#### [WORK TO DO]
List each line of the data that holds the word "this".

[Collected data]
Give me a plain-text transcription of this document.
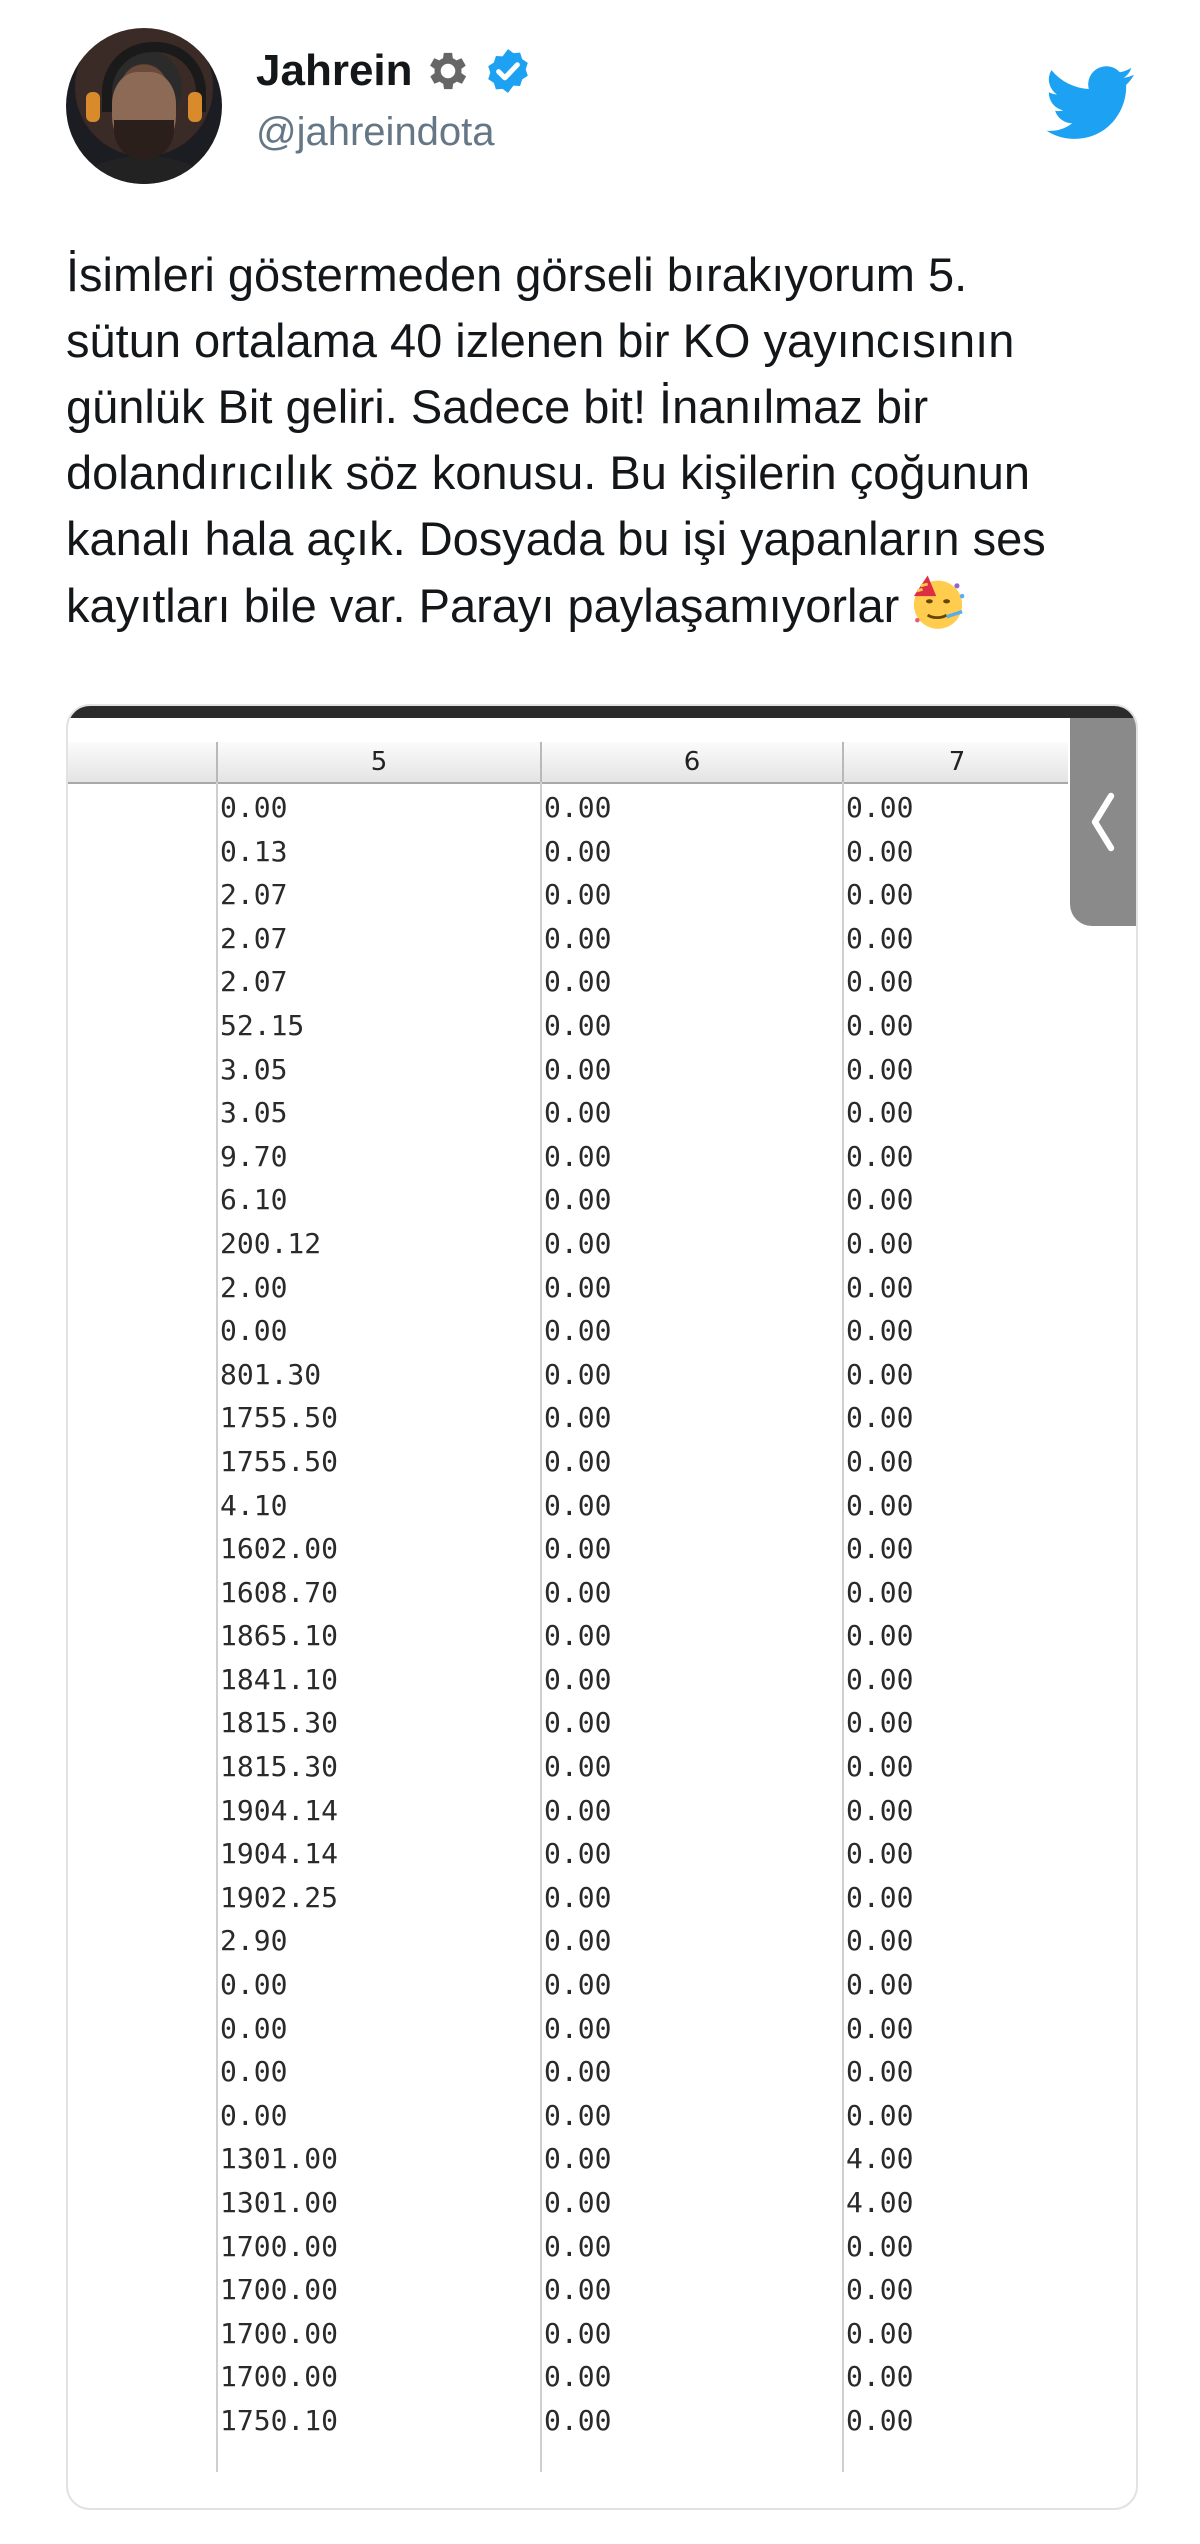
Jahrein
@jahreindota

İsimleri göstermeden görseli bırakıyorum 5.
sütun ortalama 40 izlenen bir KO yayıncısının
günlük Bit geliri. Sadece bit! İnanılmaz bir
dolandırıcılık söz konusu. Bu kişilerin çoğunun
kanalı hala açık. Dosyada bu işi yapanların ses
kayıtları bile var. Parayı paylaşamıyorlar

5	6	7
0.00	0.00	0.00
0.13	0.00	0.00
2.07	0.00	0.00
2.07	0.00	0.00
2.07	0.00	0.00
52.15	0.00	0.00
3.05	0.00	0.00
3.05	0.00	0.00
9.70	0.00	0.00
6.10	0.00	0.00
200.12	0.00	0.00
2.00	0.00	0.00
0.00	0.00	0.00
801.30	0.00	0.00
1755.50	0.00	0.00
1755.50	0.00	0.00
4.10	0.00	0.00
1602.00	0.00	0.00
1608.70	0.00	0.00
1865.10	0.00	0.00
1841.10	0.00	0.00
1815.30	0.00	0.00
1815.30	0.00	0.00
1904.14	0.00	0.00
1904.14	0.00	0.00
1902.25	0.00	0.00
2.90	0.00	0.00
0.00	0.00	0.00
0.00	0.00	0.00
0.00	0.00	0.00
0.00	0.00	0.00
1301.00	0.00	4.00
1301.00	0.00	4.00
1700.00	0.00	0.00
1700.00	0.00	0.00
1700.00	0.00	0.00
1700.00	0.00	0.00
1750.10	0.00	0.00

---

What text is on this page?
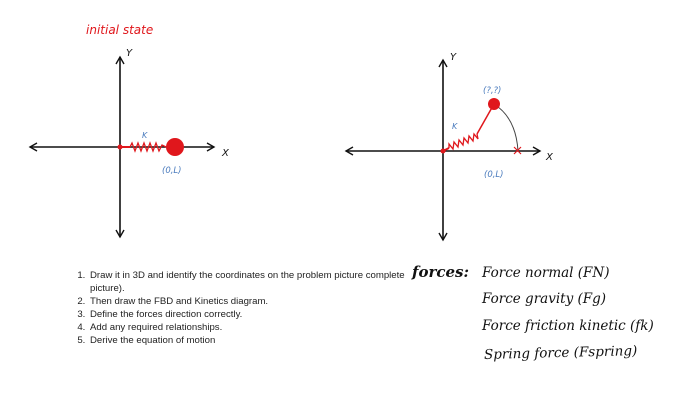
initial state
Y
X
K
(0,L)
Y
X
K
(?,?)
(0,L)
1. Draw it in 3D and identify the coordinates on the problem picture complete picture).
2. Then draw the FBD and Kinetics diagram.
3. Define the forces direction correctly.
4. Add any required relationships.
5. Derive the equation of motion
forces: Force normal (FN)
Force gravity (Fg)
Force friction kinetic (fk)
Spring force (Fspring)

--

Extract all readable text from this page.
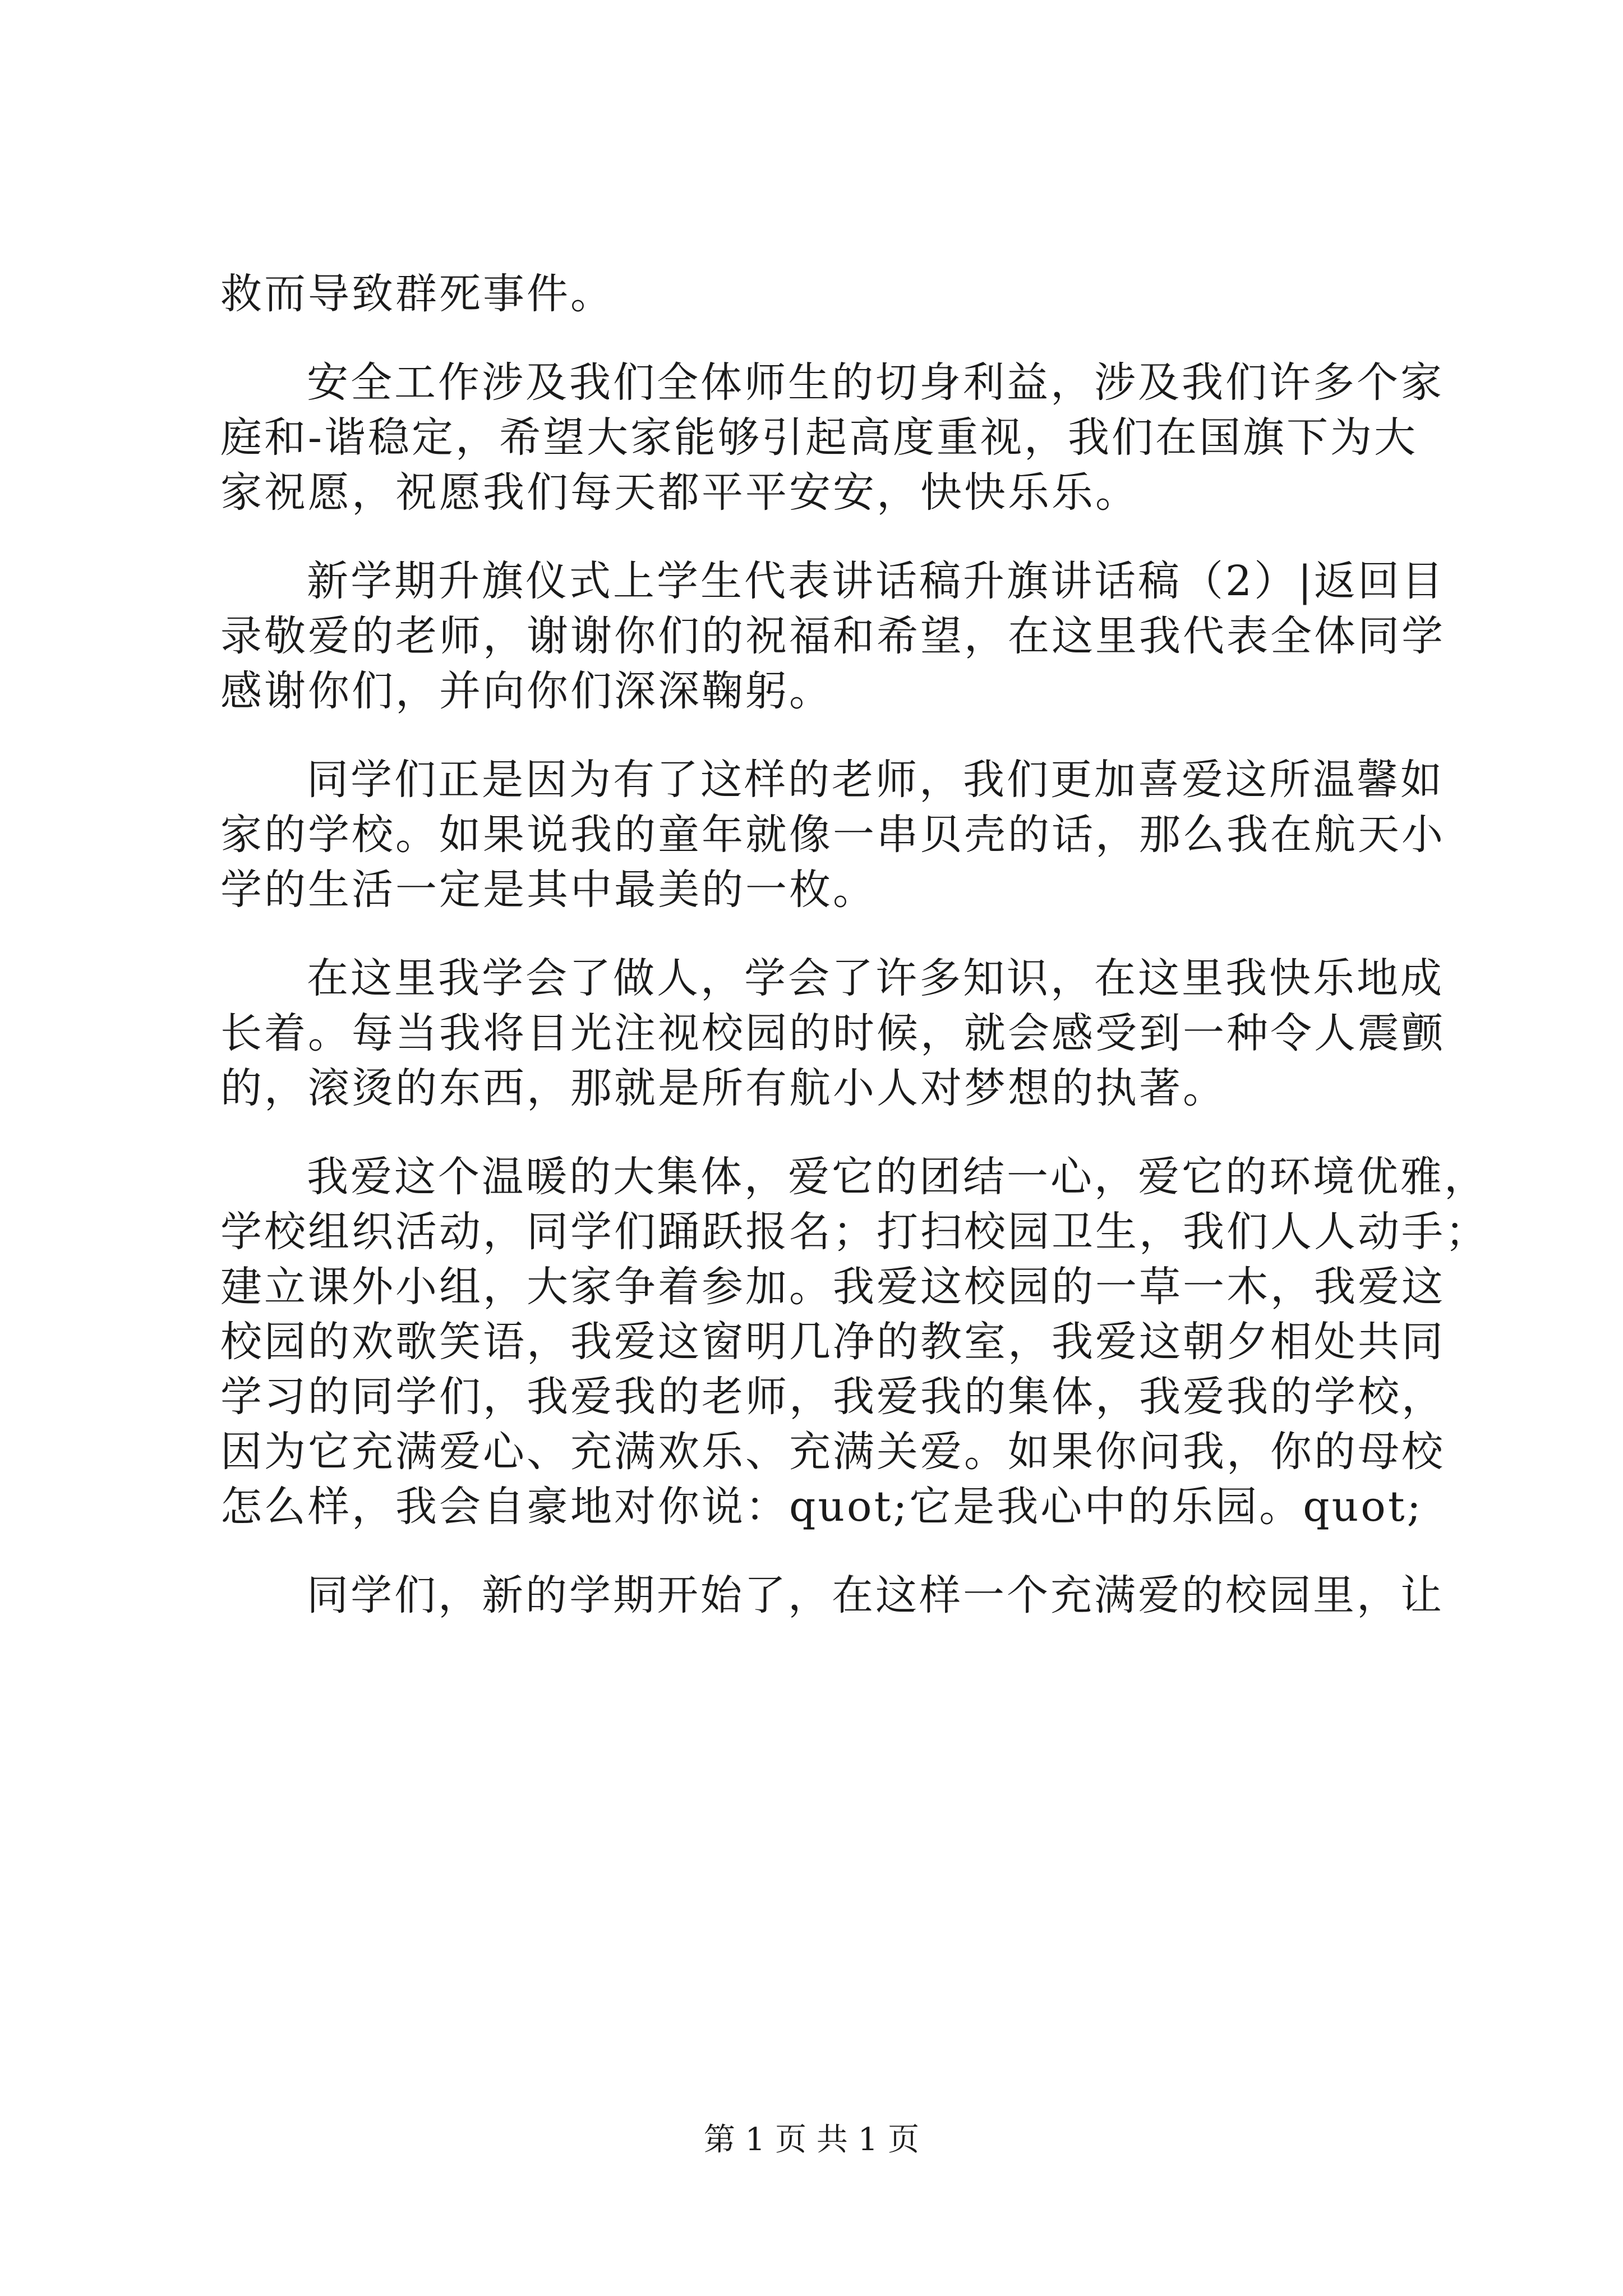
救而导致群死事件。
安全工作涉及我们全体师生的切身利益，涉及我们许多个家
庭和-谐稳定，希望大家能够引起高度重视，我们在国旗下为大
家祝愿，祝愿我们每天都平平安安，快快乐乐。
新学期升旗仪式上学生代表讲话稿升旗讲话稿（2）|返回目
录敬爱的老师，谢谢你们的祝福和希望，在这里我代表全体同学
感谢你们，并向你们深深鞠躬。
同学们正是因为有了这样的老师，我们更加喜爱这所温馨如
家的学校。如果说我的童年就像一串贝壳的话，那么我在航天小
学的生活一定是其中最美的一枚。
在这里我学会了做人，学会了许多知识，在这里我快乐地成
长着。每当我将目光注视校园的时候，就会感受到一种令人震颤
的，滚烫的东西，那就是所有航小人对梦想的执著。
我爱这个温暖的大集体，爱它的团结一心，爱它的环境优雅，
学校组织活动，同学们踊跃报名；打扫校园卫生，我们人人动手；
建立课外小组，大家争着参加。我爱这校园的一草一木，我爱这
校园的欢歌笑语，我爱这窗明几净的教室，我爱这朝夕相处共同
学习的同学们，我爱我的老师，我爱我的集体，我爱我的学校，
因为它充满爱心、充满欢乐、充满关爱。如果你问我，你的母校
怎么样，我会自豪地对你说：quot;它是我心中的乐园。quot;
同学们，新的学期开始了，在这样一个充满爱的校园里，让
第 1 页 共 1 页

#### [RESULT]
Give me a plain-text transcription of this document.
What text is on this page?
Extract all readable text from this page.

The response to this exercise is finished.